Problem statement
Where the word "assigned" occurs in a line, return that line.

Data in this exercise
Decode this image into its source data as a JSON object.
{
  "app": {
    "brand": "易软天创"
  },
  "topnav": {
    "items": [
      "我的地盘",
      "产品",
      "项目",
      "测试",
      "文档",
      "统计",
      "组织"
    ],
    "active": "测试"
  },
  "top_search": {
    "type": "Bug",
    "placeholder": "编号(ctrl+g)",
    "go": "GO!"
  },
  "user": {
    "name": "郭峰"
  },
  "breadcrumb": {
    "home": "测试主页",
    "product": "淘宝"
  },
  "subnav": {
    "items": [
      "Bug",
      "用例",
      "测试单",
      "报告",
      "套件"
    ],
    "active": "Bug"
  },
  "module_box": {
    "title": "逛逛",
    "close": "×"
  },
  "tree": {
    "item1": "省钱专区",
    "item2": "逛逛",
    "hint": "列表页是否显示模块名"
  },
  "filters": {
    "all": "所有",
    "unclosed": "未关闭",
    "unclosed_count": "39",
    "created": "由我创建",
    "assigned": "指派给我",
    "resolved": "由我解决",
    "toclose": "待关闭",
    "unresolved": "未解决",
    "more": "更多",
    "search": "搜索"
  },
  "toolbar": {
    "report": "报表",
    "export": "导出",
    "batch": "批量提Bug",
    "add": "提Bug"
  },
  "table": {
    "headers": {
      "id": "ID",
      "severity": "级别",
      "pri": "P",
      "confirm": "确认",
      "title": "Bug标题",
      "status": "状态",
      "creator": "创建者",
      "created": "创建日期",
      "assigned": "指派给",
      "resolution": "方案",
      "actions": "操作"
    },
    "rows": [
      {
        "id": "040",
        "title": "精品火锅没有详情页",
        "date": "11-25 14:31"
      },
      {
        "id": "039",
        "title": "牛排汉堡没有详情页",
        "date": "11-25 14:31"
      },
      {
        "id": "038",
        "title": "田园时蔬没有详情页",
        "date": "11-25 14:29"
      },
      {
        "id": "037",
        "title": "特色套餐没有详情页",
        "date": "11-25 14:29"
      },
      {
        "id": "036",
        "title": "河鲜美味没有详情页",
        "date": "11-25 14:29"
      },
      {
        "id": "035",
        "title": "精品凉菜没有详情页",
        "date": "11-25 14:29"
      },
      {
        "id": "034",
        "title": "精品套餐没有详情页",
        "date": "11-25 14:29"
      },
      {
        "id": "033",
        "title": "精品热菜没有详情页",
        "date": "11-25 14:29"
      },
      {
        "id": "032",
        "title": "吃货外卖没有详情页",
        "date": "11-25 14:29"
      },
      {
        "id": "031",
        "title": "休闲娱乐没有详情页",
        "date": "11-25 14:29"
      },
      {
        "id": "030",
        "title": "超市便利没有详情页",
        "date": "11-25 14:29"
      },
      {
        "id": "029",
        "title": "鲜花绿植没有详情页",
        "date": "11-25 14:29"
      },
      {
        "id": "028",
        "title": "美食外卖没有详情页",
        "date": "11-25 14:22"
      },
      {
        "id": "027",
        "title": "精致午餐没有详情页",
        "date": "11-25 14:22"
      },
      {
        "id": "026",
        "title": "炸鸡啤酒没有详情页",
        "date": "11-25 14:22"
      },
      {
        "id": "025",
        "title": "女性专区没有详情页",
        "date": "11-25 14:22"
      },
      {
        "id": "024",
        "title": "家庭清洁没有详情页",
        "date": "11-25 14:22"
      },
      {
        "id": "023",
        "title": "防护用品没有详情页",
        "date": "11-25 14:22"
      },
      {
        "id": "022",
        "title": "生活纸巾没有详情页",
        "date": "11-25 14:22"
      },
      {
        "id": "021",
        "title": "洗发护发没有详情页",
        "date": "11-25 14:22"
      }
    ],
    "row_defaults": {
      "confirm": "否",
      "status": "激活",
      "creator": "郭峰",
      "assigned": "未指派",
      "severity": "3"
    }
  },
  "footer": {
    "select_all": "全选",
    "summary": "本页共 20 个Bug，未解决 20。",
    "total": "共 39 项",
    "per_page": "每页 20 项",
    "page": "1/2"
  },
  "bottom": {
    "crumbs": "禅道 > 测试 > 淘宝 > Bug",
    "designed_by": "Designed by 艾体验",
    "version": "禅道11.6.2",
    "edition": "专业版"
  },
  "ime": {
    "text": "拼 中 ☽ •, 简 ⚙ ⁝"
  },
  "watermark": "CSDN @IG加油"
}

The solution
    "assigned": "指派给我",
      "assigned": "指派给",
      "assigned": "未指派",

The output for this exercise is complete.